• _SET TASK_: Give an exact transcription of every line, dropping the images.

• _MATERIAL FOR THIS EXERCISE_:
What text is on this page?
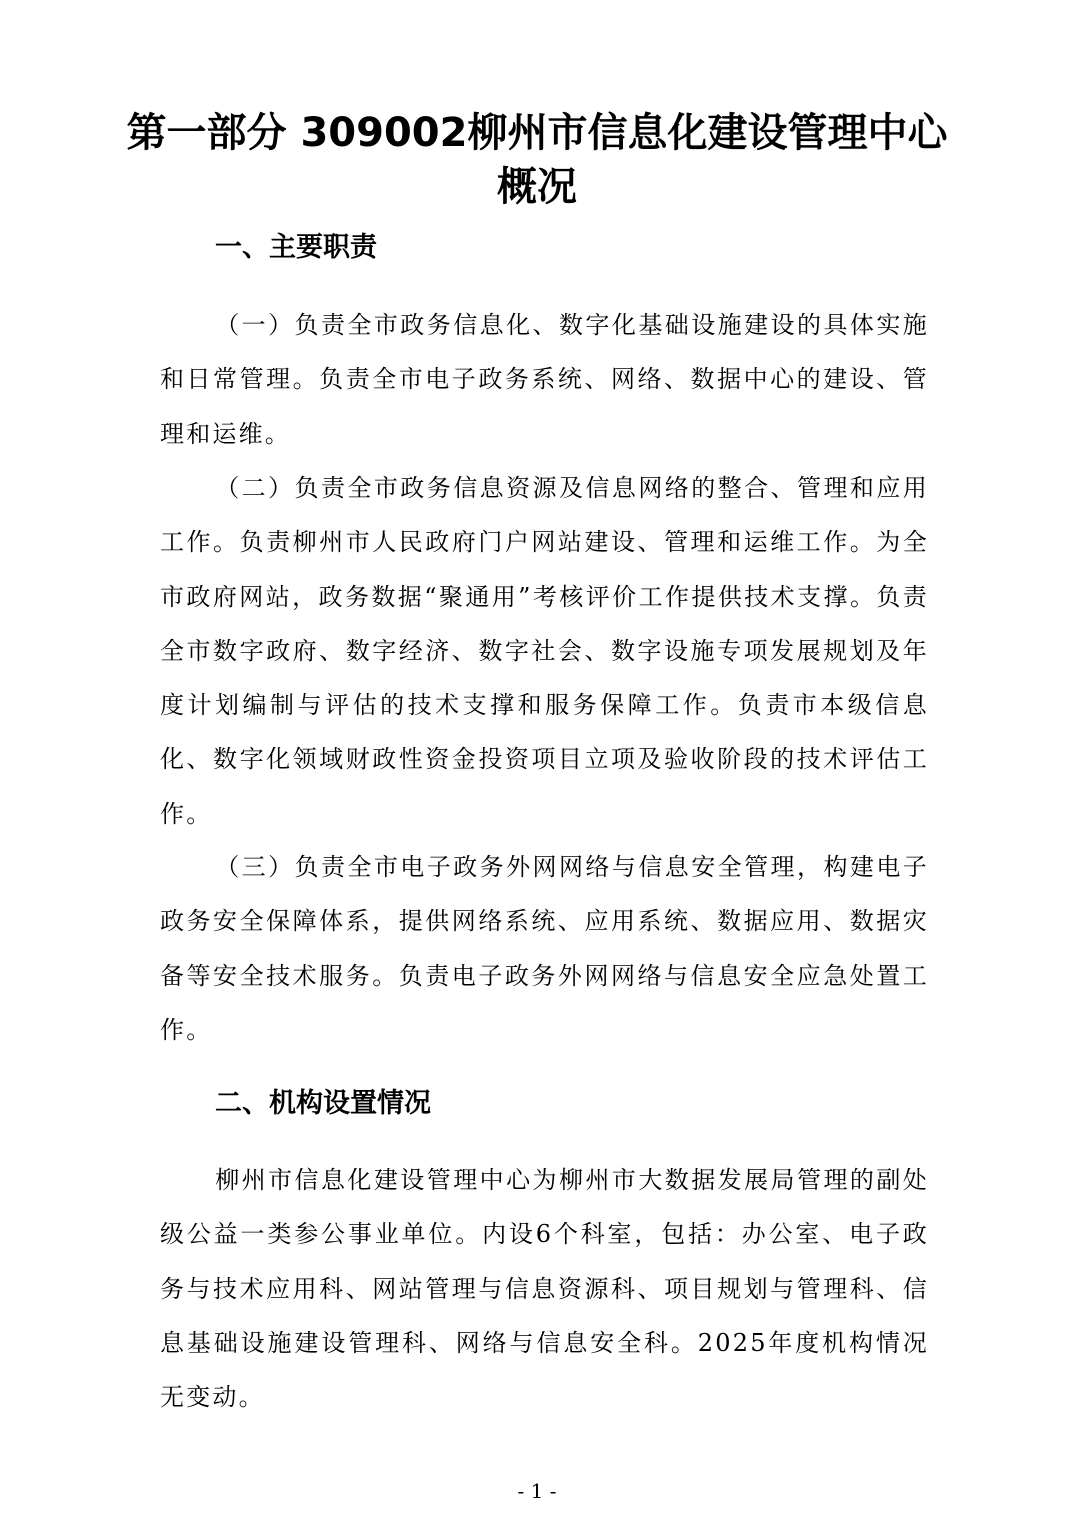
第一部分 309002柳州市信息化建设管理中心概况
一、主要职责

（一）负责全市政务信息化、数字化基础设施建设的具体实施和日常管理。负责全市电子政务系统、网络、数据中心的建设、管理和运维。

（二）负责全市政务信息资源及信息网络的整合、管理和应用工作。负责柳州市人民政府门户网站建设、管理和运维工作。为全市政府网站，政务数据“聚通用”考核评价工作提供技术支撑。负责全市数字政府、数字经济、数字社会、数字设施专项发展规划及年度计划编制与评估的技术支撑和服务保障工作。负责市本级信息化、数字化领域财政性资金投资项目立项及验收阶段的技术评估工作。

（三）负责全市电子政务外网网络与信息安全管理，构建电子政务安全保障体系，提供网络系统、应用系统、数据应用、数据灾备等安全技术服务。负责电子政务外网网络与信息安全应急处置工作。

二、机构设置情况

柳州市信息化建设管理中心为柳州市大数据发展局管理的副处级公益一类参公事业单位。内设6个科室，包括：办公室、电子政务与技术应用科、网站管理与信息资源科、项目规划与管理科、信息基础设施建设管理科、网络与信息安全科。2025年度机构情况无变动。

- 1 -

• _OUTPUT FOR THIS EXERCISE_:
What text is on this page?
第一部分 309002柳州市信息化建设管理中心概况
一、主要职责

（一）负责全市政务信息化、数字化基础设施建设的具体实施和日常管理。负责全市电子政务系统、网络、数据中心的建设、管理和运维。

（二）负责全市政务信息资源及信息网络的整合、管理和应用工作。负责柳州市人民政府门户网站建设、管理和运维工作。为全市政府网站，政务数据“聚通用”考核评价工作提供技术支撑。负责全市数字政府、数字经济、数字社会、数字设施专项发展规划及年度计划编制与评估的技术支撑和服务保障工作。负责市本级信息化、数字化领域财政性资金投资项目立项及验收阶段的技术评估工作。

（三）负责全市电子政务外网网络与信息安全管理，构建电子政务安全保障体系，提供网络系统、应用系统、数据应用、数据灾备等安全技术服务。负责电子政务外网网络与信息安全应急处置工作。

二、机构设置情况

柳州市信息化建设管理中心为柳州市大数据发展局管理的副处级公益一类参公事业单位。内设6个科室，包括：办公室、电子政务与技术应用科、网站管理与信息资源科、项目规划与管理科、信息基础设施建设管理科、网络与信息安全科。2025年度机构情况无变动。

- 1 -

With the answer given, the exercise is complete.